Data records:
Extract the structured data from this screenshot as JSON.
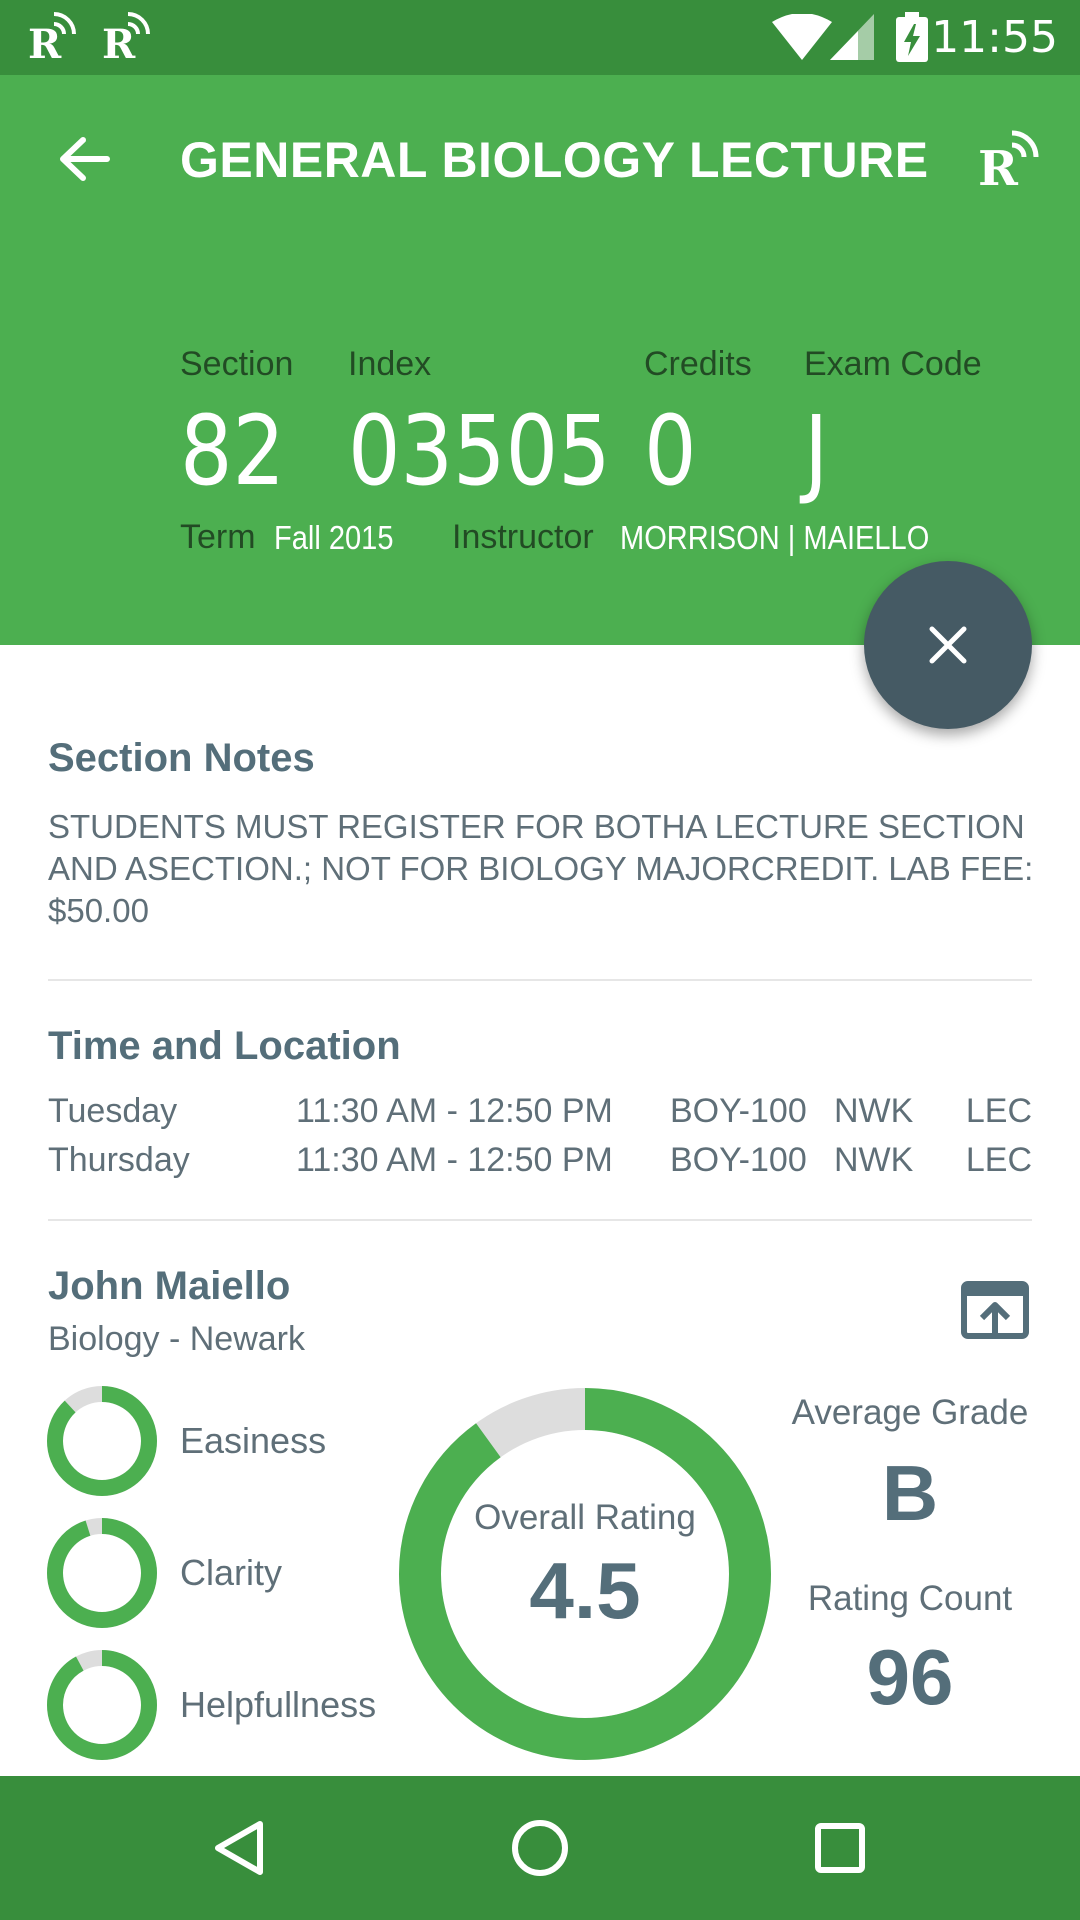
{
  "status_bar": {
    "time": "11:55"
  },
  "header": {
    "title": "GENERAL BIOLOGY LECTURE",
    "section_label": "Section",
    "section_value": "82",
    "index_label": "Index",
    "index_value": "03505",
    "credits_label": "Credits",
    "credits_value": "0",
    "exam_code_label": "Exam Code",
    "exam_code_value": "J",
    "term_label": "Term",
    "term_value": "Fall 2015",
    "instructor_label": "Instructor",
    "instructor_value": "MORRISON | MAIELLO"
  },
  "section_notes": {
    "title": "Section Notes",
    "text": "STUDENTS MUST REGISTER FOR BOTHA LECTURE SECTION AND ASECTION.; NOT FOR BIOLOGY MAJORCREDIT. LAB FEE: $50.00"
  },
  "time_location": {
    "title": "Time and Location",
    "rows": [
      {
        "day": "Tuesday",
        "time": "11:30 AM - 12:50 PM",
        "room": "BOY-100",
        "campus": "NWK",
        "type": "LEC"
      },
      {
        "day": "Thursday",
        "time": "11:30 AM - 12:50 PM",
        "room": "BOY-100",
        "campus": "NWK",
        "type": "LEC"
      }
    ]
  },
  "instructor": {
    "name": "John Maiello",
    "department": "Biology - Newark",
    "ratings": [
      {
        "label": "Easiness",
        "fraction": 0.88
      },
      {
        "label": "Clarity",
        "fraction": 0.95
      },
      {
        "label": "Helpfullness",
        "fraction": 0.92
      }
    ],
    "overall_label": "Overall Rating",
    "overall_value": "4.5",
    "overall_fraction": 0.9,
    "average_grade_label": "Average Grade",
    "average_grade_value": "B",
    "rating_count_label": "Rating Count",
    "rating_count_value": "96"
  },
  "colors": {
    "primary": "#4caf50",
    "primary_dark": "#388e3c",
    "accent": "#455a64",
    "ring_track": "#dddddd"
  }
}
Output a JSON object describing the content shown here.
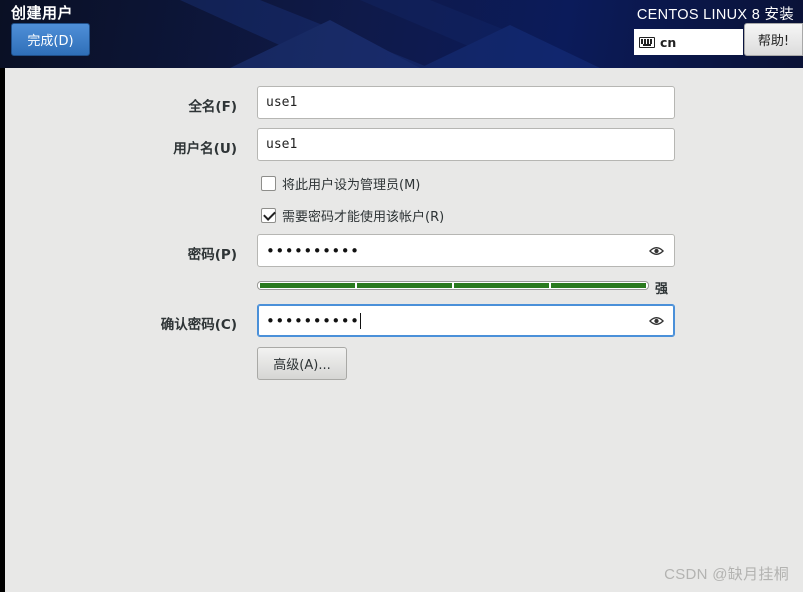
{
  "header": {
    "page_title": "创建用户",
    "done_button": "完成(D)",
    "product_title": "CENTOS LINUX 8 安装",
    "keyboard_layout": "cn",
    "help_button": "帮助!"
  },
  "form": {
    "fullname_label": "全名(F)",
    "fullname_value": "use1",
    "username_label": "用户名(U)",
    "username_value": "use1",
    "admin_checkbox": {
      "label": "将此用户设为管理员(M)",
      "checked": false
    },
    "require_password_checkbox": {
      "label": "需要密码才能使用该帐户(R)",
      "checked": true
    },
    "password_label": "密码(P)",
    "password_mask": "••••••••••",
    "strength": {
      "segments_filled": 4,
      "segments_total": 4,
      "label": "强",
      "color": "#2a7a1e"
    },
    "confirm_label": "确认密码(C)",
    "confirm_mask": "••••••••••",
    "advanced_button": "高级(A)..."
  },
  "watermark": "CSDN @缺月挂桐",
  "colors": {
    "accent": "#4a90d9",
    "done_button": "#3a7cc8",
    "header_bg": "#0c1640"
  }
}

--

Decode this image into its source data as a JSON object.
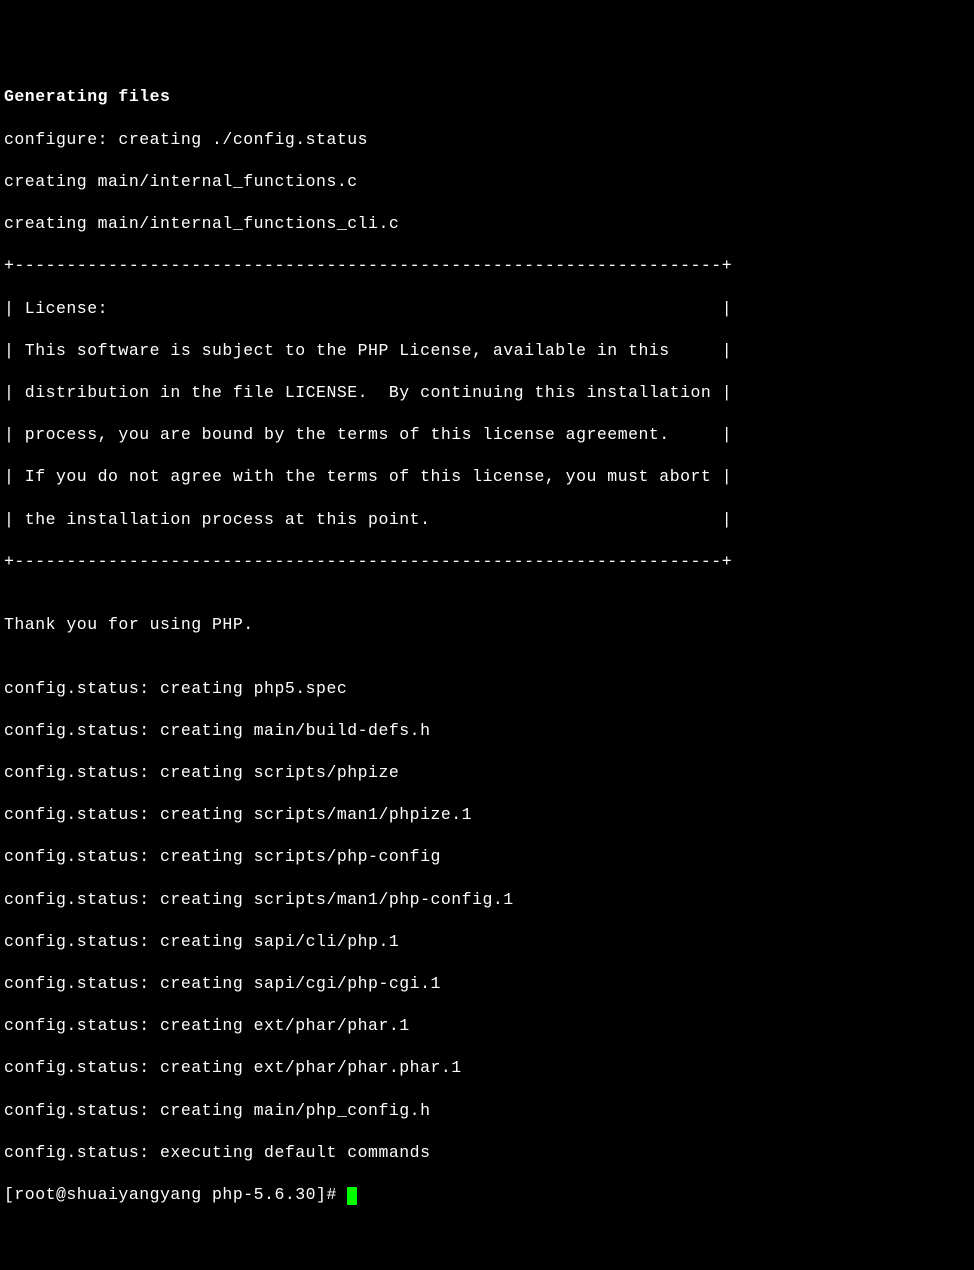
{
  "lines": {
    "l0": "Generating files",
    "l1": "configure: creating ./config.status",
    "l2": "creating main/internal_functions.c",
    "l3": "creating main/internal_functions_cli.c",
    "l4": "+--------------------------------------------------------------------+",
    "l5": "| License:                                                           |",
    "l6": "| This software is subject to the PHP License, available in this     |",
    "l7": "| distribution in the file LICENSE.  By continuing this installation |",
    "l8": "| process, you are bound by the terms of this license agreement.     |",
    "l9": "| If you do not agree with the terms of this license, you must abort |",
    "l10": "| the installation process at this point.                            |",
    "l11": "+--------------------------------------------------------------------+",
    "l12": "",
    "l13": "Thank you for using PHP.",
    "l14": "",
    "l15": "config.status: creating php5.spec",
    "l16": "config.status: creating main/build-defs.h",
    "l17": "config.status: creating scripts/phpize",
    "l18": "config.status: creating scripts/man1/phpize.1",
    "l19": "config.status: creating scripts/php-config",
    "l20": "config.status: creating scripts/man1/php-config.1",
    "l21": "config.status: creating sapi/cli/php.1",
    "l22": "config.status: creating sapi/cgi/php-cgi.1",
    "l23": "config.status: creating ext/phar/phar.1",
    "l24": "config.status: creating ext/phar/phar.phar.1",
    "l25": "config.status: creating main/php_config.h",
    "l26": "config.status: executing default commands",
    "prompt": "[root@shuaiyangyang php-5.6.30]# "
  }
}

Aim of the task:
Take every line from the data above that holds "LECTURE" and copy it out.

Exercise result:
    "title": "GENERAL BIOLOGY LECTURE",
    "text": "STUDENTS MUST REGISTER FOR BOTHA LECTURE SECTION AND ASECTION.; NOT FOR BIOLOGY MAJORCREDIT. LAB FEE: $50.00"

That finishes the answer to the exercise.